AIM: Show all lines holding "only".

RAW DATA:
★ ★ ★ ★ ★ ★ ★

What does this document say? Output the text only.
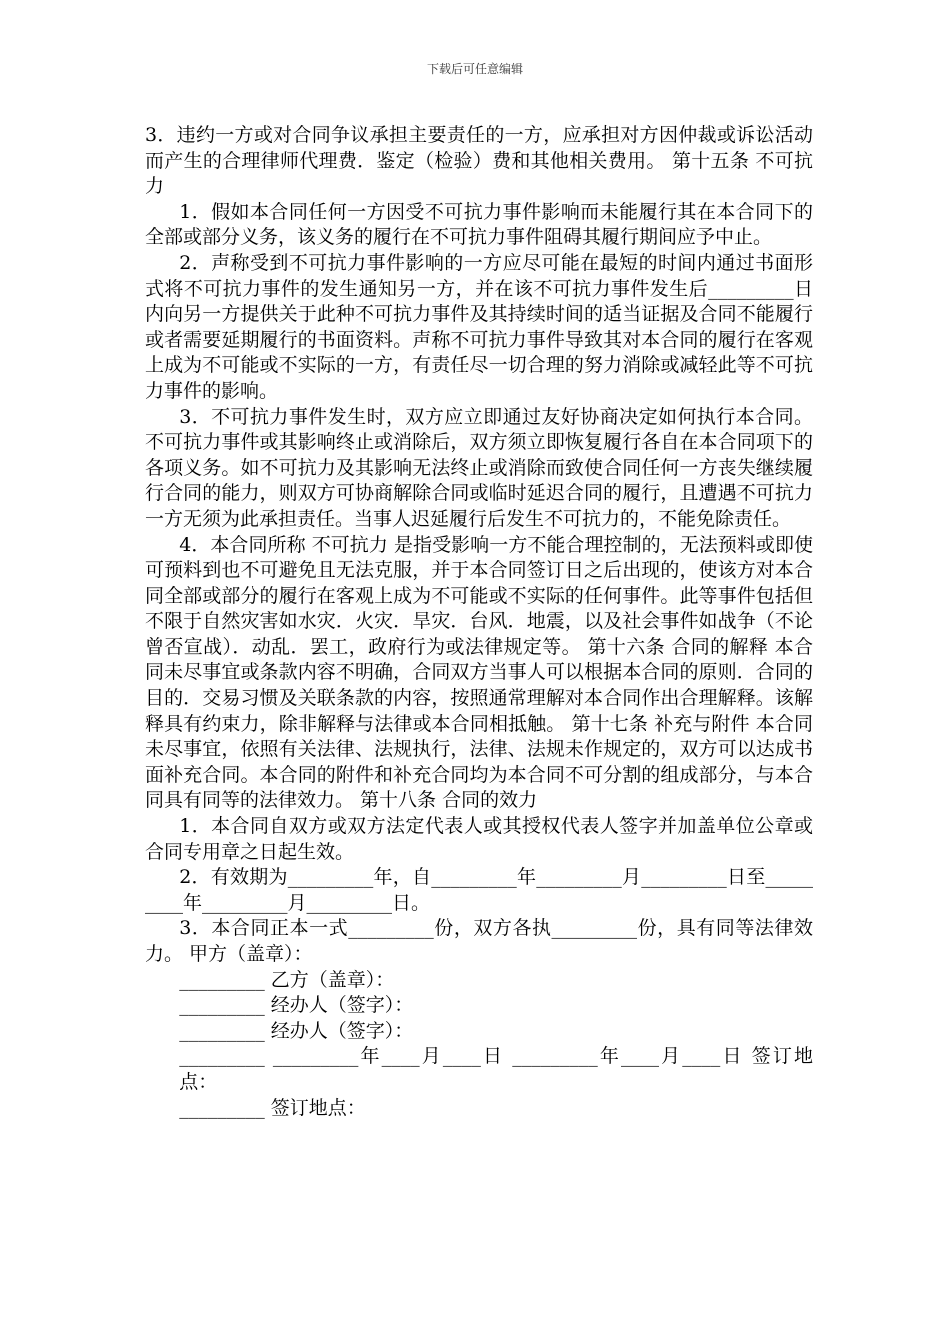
下载后可任意编辑

3．违约一方或对合同争议承担主要责任的一方，应承担对方因仲裁或诉讼活动而产生的合理律师代理费．鉴定（检验）费和其他相关费用。 第十五条 不可抗力

1．假如本合同任何一方因受不可抗力事件影响而未能履行其在本合同下的全部或部分义务，该义务的履行在不可抗力事件阻碍其履行期间应予中止。

2．声称受到不可抗力事件影响的一方应尽可能在最短的时间内通过书面形式将不可抗力事件的发生通知另一方，并在该不可抗力事件发生后_________日内向另一方提供关于此种不可抗力事件及其持续时间的适当证据及合同不能履行或者需要延期履行的书面资料。声称不可抗力事件导致其对本合同的履行在客观上成为不可能或不实际的一方，有责任尽一切合理的努力消除或减轻此等不可抗力事件的影响。

3．不可抗力事件发生时，双方应立即通过友好协商决定如何执行本合同。不可抗力事件或其影响终止或消除后，双方须立即恢复履行各自在本合同项下的各项义务。如不可抗力及其影响无法终止或消除而致使合同任何一方丧失继续履行合同的能力，则双方可协商解除合同或临时延迟合同的履行，且遭遇不可抗力一方无须为此承担责任。当事人迟延履行后发生不可抗力的，不能免除责任。

4．本合同所称 不可抗力 是指受影响一方不能合理控制的，无法预料或即使可预料到也不可避免且无法克服，并于本合同签订日之后出现的，使该方对本合同全部或部分的履行在客观上成为不可能或不实际的任何事件。此等事件包括但不限于自然灾害如水灾．火灾．旱灾．台风．地震，以及社会事件如战争（不论曾否宣战）．动乱．罢工，政府行为或法律规定等。 第十六条 合同的解释 本合同未尽事宜或条款内容不明确，合同双方当事人可以根据本合同的原则．合同的目的．交易习惯及关联条款的内容，按照通常理解对本合同作出合理解释。该解释具有约束力，除非解释与法律或本合同相抵触。 第十七条 补充与附件 本合同未尽事宜，依照有关法律、法规执行，法律、法规未作规定的，双方可以达成书面补充合同。本合同的附件和补充合同均为本合同不可分割的组成部分，与本合同具有同等的法律效力。 第十八条 合同的效力

1．本合同自双方或双方法定代表人或其授权代表人签字并加盖单位公章或合同专用章之日起生效。

2．有效期为_________年，自_________年_________月_________日至_________年_________月_________日。

3．本合同正本一式_________份，双方各执_________份，具有同等法律效力。 甲方（盖章）：

_________ 乙方（盖章）：

_________ 经办人（签字）：

_________ 经办人（签字）：

_________ _________年____月____日 _________年____月____日 签订地点：

_________ 签订地点：
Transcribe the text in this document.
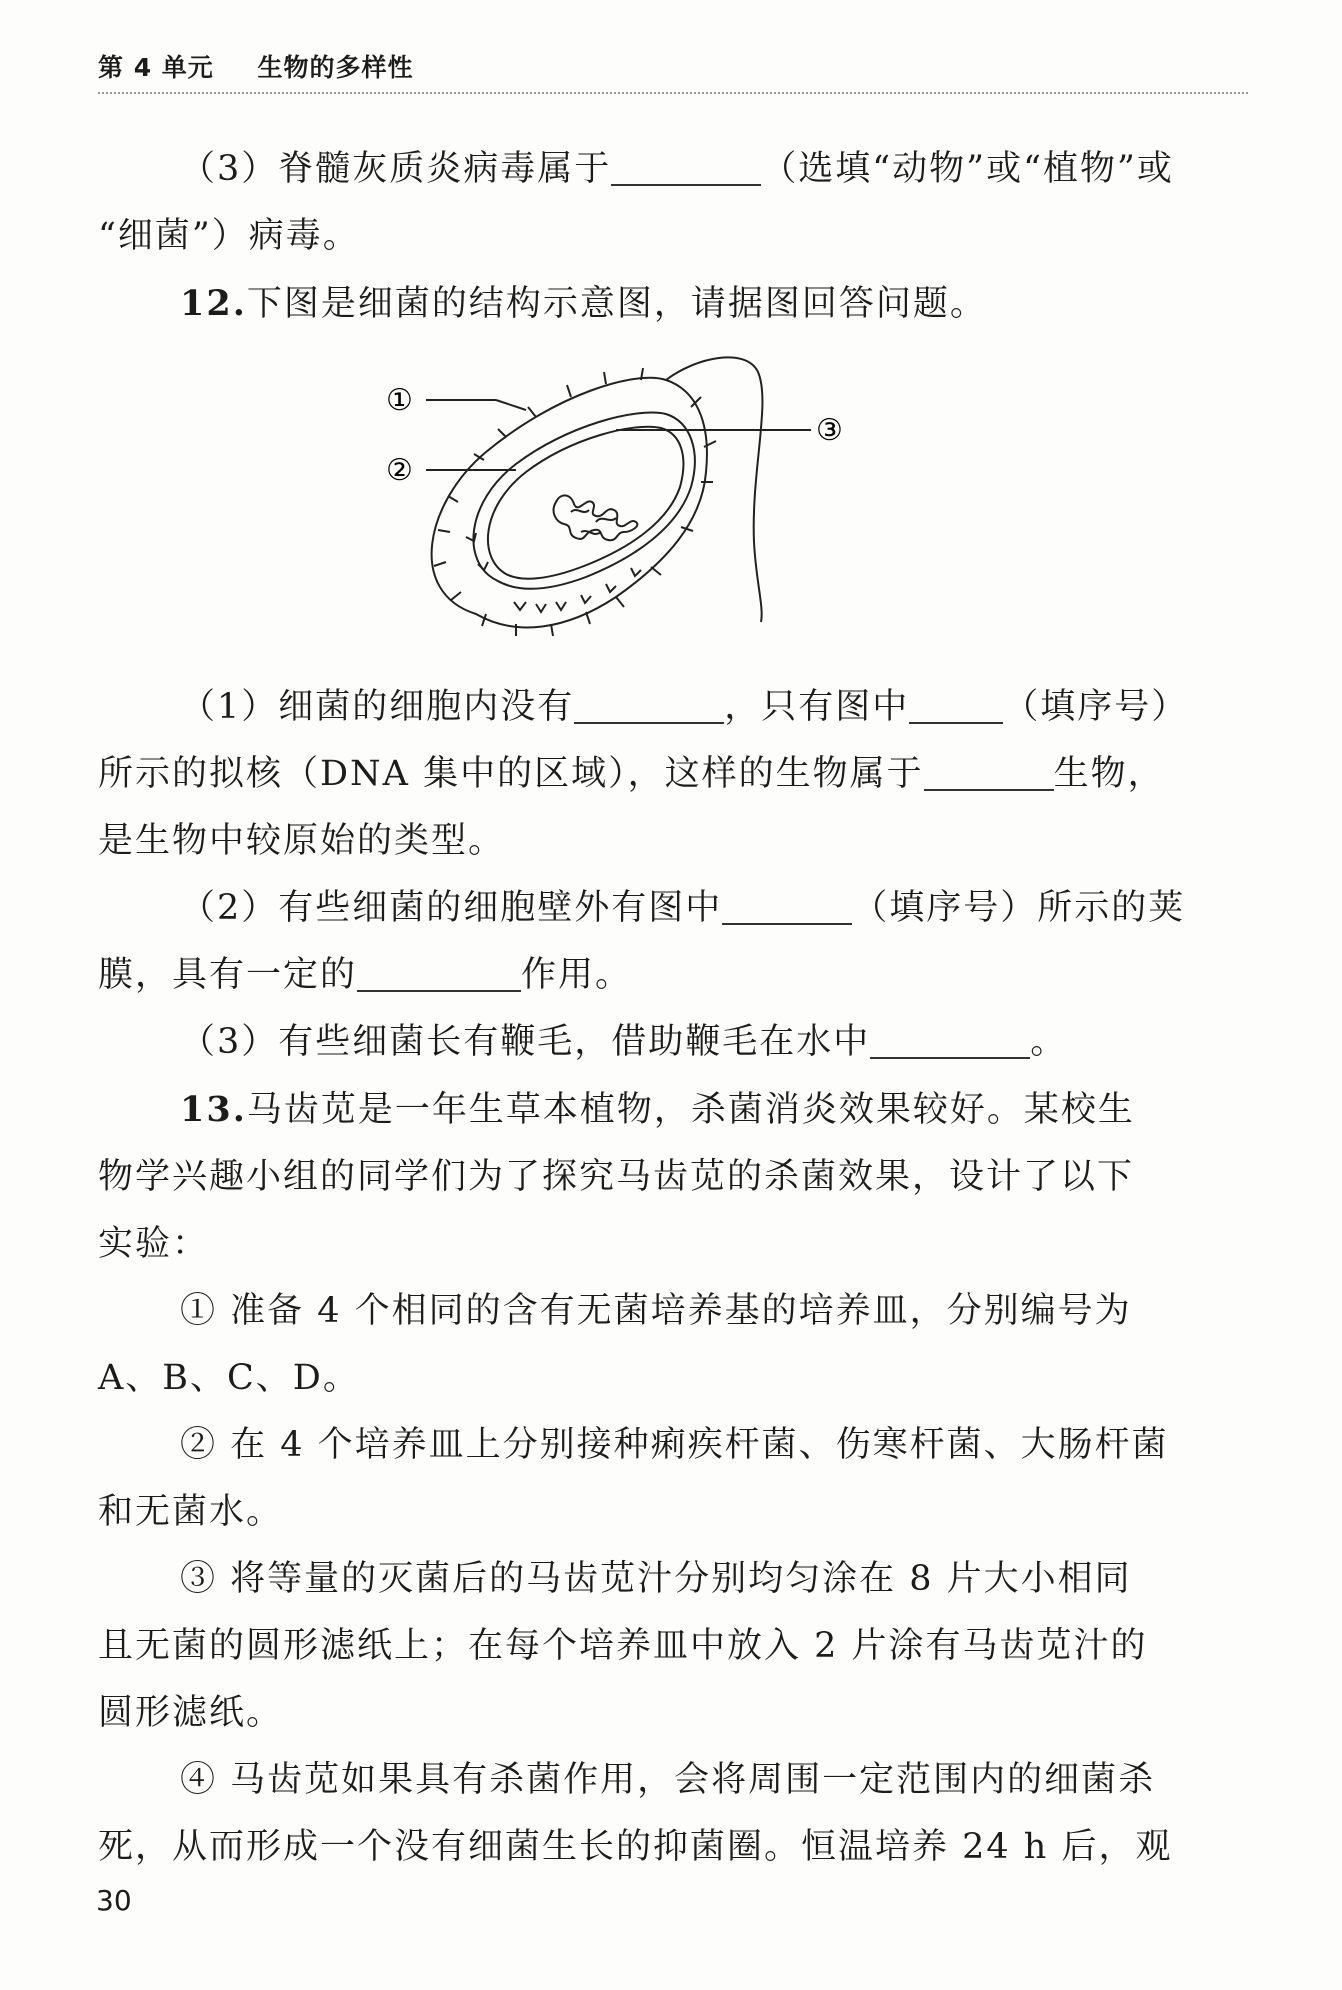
第 4 单元 生物的多样性

（3）脊髓灰质炎病毒属于	（选填“动物”或“植物”或

“细菌”）病毒。

12.下图是细菌的结构示意图，请据图回答问题。

①
②
③

（1）细菌的细胞内没有	，只有图中	（填序号）

所示的拟核（DNA 集中的区域），这样的生物属于	生物，

是生物中较原始的类型。

（2）有些细菌的细胞壁外有图中	（填序号）所示的荚

膜，具有一定的	作用。

（3）有些细菌长有鞭毛，借助鞭毛在水中	。

13.马齿苋是一年生草本植物，杀菌消炎效果较好。某校生

物学兴趣小组的同学们为了探究马齿苋的杀菌效果，设计了以下

实验：

① 准备 4 个相同的含有无菌培养基的培养皿，分别编号为

A、B、C、D。

② 在 4 个培养皿上分别接种痢疾杆菌、伤寒杆菌、大肠杆菌

和无菌水。

③ 将等量的灭菌后的马齿苋汁分别均匀涂在 8 片大小相同

且无菌的圆形滤纸上；在每个培养皿中放入 2 片涂有马齿苋汁的

圆形滤纸。

④ 马齿苋如果具有杀菌作用，会将周围一定范围内的细菌杀

死，从而形成一个没有细菌生长的抑菌圈。恒温培养 24 h 后，观

30
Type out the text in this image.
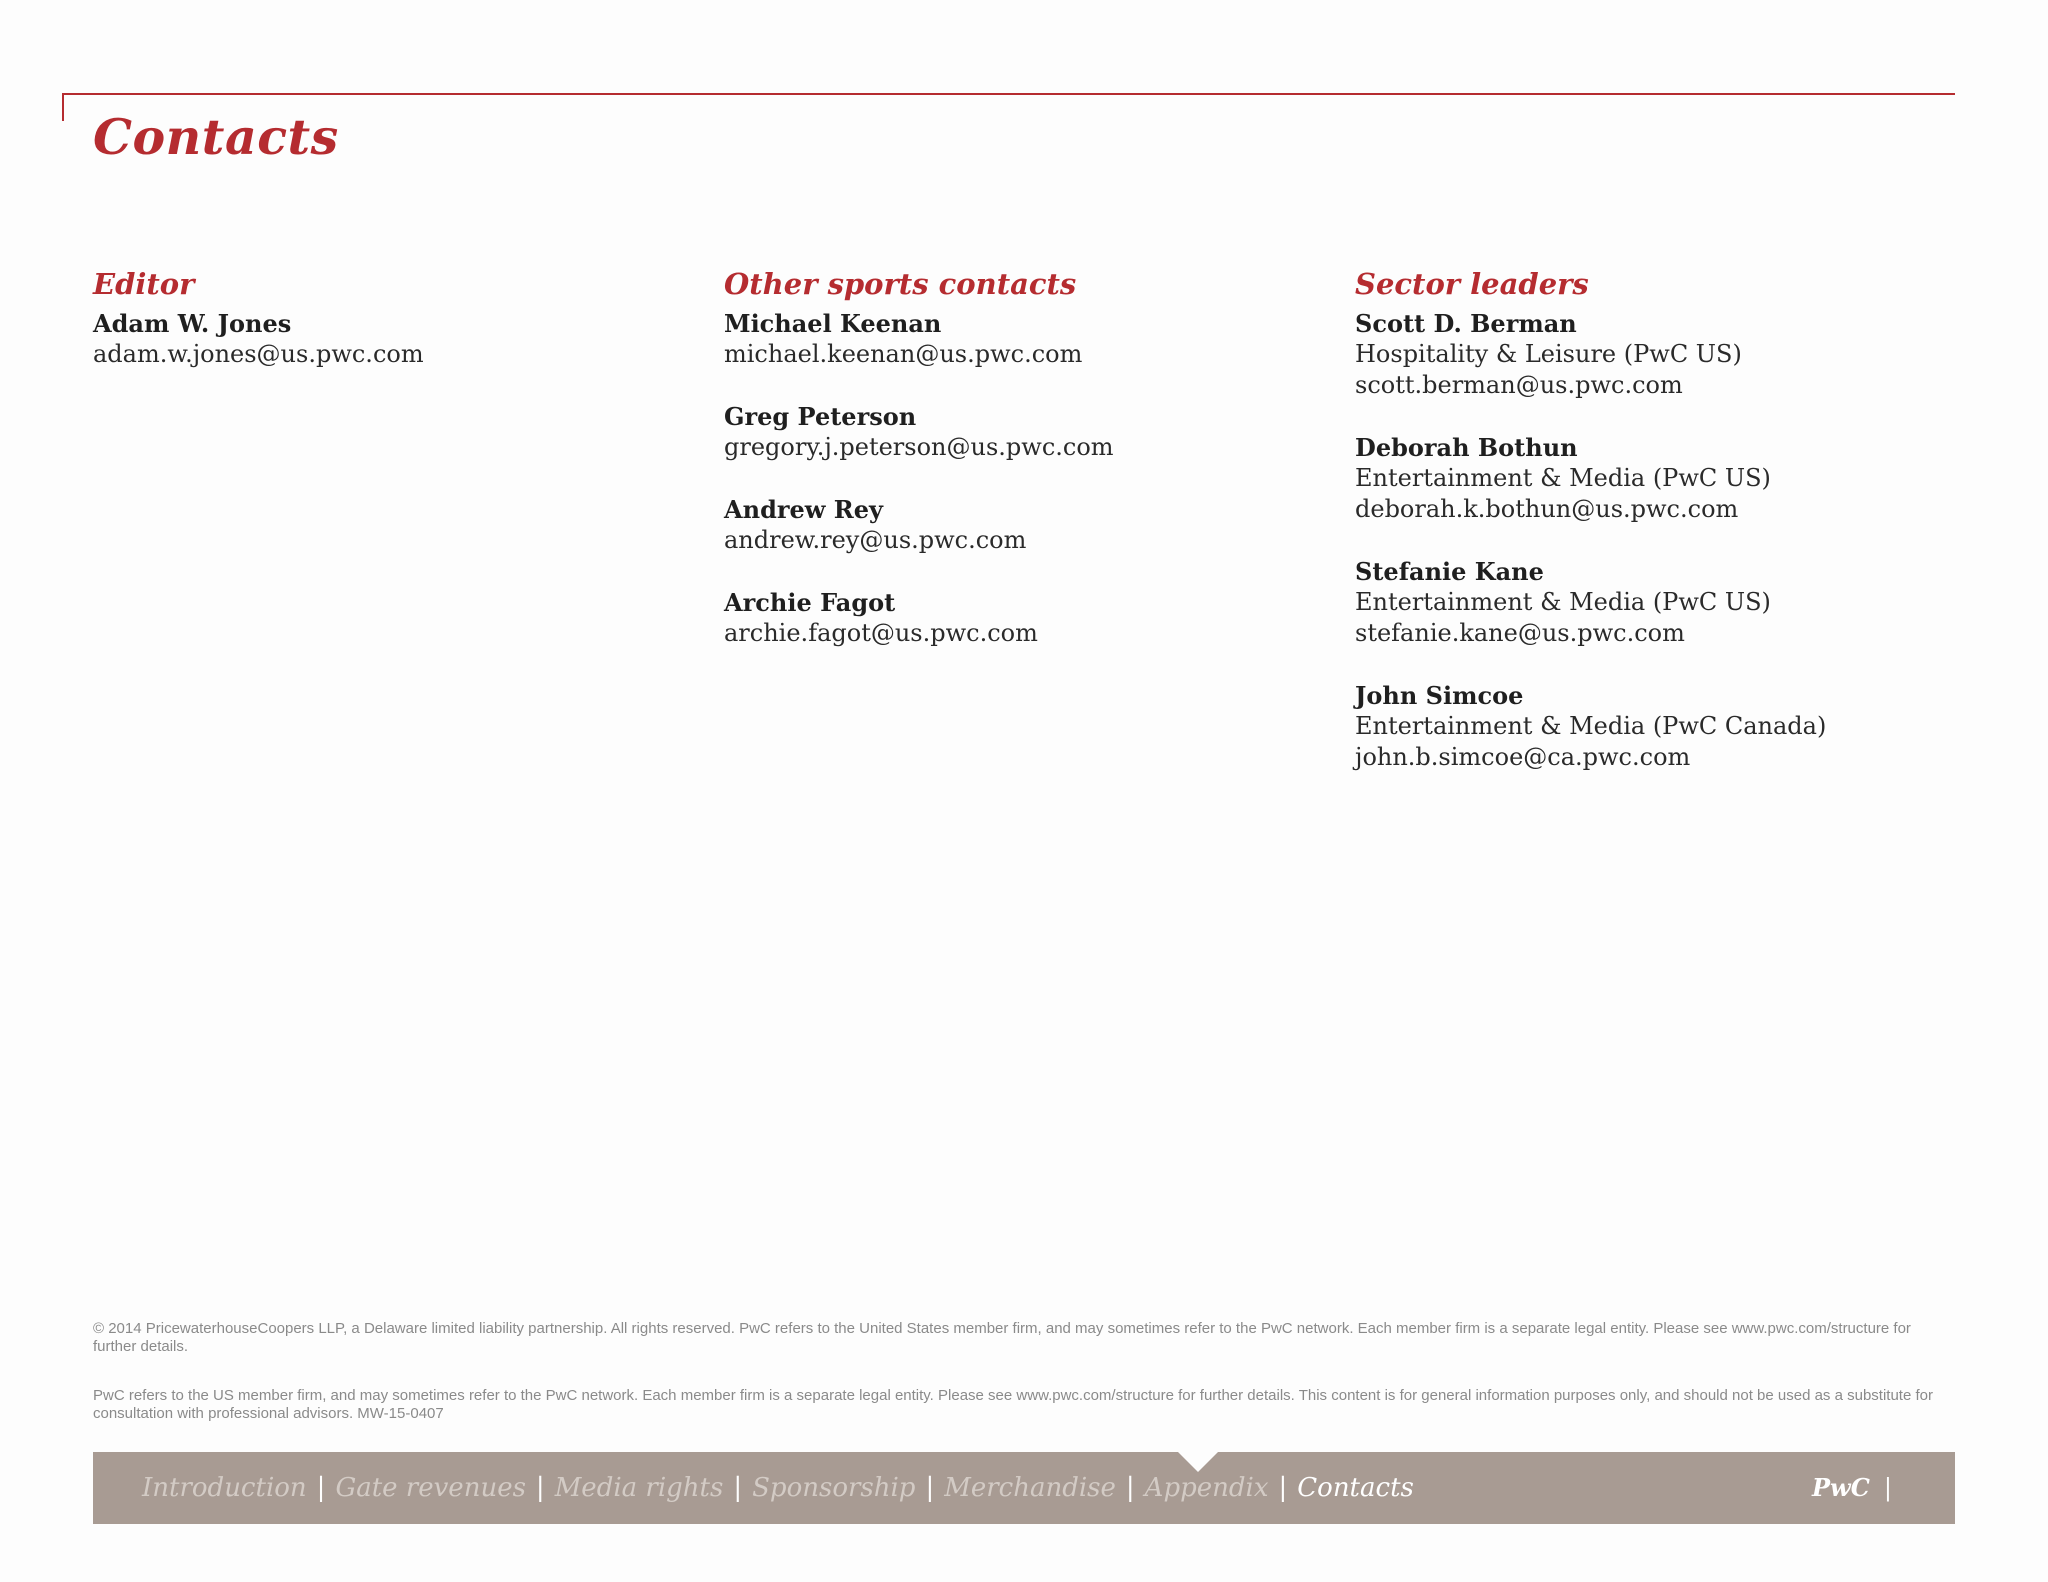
Contacts
Editor
Adam W. Jones
adam.w.jones@us.pwc.com
Other sports contacts
Michael Keenan
michael.keenan@us.pwc.com
Greg Peterson
gregory.j.peterson@us.pwc.com
Andrew Rey
andrew.rey@us.pwc.com
Archie Fagot
archie.fagot@us.pwc.com
Sector leaders
Scott D. Berman
Hospitality & Leisure (PwC US)
scott.berman@us.pwc.com
Deborah Bothun
Entertainment & Media (PwC US)
deborah.k.bothun@us.pwc.com
Stefanie Kane
Entertainment & Media (PwC US)
stefanie.kane@us.pwc.com
John Simcoe
Entertainment & Media (PwC Canada)
john.b.simcoe@ca.pwc.com

© 2014 PricewaterhouseCoopers LLP, a Delaware limited liability partnership. All rights reserved. PwC refers to the United States member firm, and may sometimes refer to the PwC network. Each member firm is a separate legal entity. Please see www.pwc.com/structure for further details.

PwC refers to the US member firm, and may sometimes refer to the PwC network. Each member firm is a separate legal entity. Please see www.pwc.com/structure for further details. This content is for general information purposes only, and should not be used as a substitute for consultation with professional advisors. MW-15-0407

Introduction | Gate revenues | Media rights | Sponsorship | Merchandise | Appendix | Contacts	PwC |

★ ★ ★ ★ ★ ★ ★

WRITTEN SOLUTION:
What does this document say? Output the text only.
PwC refers to the US member firm, and may sometimes refer to the PwC network. Each member firm is a separate legal entity. Please see www.pwc.com/structure for further details. This content is for general information purposes only, and should not be used as a substitute for consultation with professional advisors. MW-15-0407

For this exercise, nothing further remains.